Material provided:
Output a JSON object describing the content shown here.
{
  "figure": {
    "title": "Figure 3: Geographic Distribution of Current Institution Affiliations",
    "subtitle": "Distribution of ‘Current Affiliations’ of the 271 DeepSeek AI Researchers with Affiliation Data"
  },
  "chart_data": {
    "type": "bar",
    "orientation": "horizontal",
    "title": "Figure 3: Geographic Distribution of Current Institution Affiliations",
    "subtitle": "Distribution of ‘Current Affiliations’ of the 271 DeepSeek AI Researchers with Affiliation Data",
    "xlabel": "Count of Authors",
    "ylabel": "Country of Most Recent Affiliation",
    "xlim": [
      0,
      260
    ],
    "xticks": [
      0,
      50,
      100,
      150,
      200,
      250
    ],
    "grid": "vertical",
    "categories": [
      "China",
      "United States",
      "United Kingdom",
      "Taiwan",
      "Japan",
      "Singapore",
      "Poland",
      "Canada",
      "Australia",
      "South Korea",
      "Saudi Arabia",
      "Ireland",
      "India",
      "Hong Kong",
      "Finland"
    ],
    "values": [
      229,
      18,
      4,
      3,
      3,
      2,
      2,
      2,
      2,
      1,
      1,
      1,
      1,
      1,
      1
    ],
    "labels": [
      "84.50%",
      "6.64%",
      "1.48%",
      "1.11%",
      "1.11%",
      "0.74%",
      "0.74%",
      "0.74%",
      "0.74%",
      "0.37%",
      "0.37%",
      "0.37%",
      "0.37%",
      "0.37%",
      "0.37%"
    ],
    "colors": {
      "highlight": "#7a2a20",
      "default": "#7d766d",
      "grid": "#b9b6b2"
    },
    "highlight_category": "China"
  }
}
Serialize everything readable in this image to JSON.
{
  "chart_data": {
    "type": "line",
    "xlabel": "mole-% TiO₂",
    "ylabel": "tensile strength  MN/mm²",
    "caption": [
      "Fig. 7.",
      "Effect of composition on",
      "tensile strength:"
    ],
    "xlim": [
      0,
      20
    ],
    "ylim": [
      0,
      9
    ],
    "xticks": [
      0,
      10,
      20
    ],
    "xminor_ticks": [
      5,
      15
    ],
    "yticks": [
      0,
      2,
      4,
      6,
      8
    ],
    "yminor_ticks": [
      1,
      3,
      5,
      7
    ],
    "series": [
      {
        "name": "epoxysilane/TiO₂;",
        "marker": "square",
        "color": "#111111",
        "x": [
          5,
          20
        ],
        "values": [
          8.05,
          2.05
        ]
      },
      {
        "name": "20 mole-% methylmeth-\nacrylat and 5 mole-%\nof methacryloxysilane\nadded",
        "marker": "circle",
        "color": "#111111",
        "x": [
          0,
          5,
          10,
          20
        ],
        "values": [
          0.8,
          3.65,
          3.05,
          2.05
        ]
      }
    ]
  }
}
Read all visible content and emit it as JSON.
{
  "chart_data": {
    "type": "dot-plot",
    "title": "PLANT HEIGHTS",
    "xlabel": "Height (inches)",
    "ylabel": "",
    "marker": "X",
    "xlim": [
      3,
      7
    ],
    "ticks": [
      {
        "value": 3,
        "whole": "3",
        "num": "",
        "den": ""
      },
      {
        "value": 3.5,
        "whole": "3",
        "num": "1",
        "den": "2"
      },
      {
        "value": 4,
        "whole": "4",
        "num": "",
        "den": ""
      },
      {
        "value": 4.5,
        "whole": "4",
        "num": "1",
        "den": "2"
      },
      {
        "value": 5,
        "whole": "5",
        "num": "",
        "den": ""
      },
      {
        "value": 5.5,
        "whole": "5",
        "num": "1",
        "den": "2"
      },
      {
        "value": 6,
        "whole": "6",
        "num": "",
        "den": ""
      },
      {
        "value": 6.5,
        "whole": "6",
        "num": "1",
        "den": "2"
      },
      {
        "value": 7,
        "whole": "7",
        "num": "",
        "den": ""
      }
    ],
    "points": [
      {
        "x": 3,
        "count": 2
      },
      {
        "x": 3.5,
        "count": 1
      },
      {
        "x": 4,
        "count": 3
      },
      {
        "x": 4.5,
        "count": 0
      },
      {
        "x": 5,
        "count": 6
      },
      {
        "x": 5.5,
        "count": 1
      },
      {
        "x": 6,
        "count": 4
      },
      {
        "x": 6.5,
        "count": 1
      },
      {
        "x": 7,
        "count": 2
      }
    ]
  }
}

Work instructions:
Quote every line of the data, word for word.

Result of the task:
Output a JSON object describing the content shown here.
{
  "figure": {
    "title": "Figure 3: Geographic Distribution of Current Institution Affiliations",
    "subtitle": "Distribution of ‘Current Affiliations’ of the 271 DeepSeek AI Researchers with Affiliation Data"
  },
  "chart_data": {
    "type": "bar",
    "orientation": "horizontal",
    "title": "Figure 3: Geographic Distribution of Current Institution Affiliations",
    "subtitle": "Distribution of ‘Current Affiliations’ of the 271 DeepSeek AI Researchers with Affiliation Data",
    "xlabel": "Count of Authors",
    "ylabel": "Country of Most Recent Affiliation",
    "xlim": [
      0,
      260
    ],
    "xticks": [
      0,
      50,
      100,
      150,
      200,
      250
    ],
    "grid": "vertical",
    "categories": [
      "China",
      "United States",
      "United Kingdom",
      "Taiwan",
      "Japan",
      "Singapore",
      "Poland",
      "Canada",
      "Australia",
      "South Korea",
      "Saudi Arabia",
      "Ireland",
      "India",
      "Hong Kong",
      "Finland"
    ],
    "values": [
      229,
      18,
      4,
      3,
      3,
      2,
      2,
      2,
      2,
      1,
      1,
      1,
      1,
      1,
      1
    ],
    "labels": [
      "84.50%",
      "6.64%",
      "1.48%",
      "1.11%",
      "1.11%",
      "0.74%",
      "0.74%",
      "0.74%",
      "0.74%",
      "0.37%",
      "0.37%",
      "0.37%",
      "0.37%",
      "0.37%",
      "0.37%"
    ],
    "colors": {
      "highlight": "#7a2a20",
      "default": "#7d766d",
      "grid": "#b9b6b2"
    },
    "highlight_category": "China"
  }
}
Serialize everything readable in this image to JSON.
{
  "chart_data": {
    "type": "line",
    "xlabel": "mole-% TiO₂",
    "ylabel": "tensile strength  MN/mm²",
    "caption": [
      "Fig. 7.",
      "Effect of composition on",
      "tensile strength:"
    ],
    "xlim": [
      0,
      20
    ],
    "ylim": [
      0,
      9
    ],
    "xticks": [
      0,
      10,
      20
    ],
    "xminor_ticks": [
      5,
      15
    ],
    "yticks": [
      0,
      2,
      4,
      6,
      8
    ],
    "yminor_ticks": [
      1,
      3,
      5,
      7
    ],
    "series": [
      {
        "name": "epoxysilane/TiO₂;",
        "marker": "square",
        "color": "#111111",
        "x": [
          5,
          20
        ],
        "values": [
          8.05,
          2.05
        ]
      },
      {
        "name": "20 mole-% methylmeth-\nacrylat and 5 mole-%\nof methacryloxysilane\nadded",
        "marker": "circle",
        "color": "#111111",
        "x": [
          0,
          5,
          10,
          20
        ],
        "values": [
          0.8,
          3.65,
          3.05,
          2.05
        ]
      }
    ]
  }
}
Read all visible content and emit it as JSON.
{
  "chart_data": {
    "type": "dot-plot",
    "title": "PLANT HEIGHTS",
    "xlabel": "Height (inches)",
    "ylabel": "",
    "marker": "X",
    "xlim": [
      3,
      7
    ],
    "ticks": [
      {
        "value": 3,
        "whole": "3",
        "num": "",
        "den": ""
      },
      {
        "value": 3.5,
        "whole": "3",
        "num": "1",
        "den": "2"
      },
      {
        "value": 4,
        "whole": "4",
        "num": "",
        "den": ""
      },
      {
        "value": 4.5,
        "whole": "4",
        "num": "1",
        "den": "2"
      },
      {
        "value": 5,
        "whole": "5",
        "num": "",
        "den": ""
      },
      {
        "value": 5.5,
        "whole": "5",
        "num": "1",
        "den": "2"
      },
      {
        "value": 6,
        "whole": "6",
        "num": "",
        "den": ""
      },
      {
        "value": 6.5,
        "whole": "6",
        "num": "1",
        "den": "2"
      },
      {
        "value": 7,
        "whole": "7",
        "num": "",
        "den": ""
      }
    ],
    "points": [
      {
        "x": 3,
        "count": 2
      },
      {
        "x": 3.5,
        "count": 1
      },
      {
        "x": 4,
        "count": 3
      },
      {
        "x": 4.5,
        "count": 0
      },
      {
        "x": 5,
        "count": 6
      },
      {
        "x": 5.5,
        "count": 1
      },
      {
        "x": 6,
        "count": 4
      },
      {
        "x": 6.5,
        "count": 1
      },
      {
        "x": 7,
        "count": 2
      }
    ]
  }
}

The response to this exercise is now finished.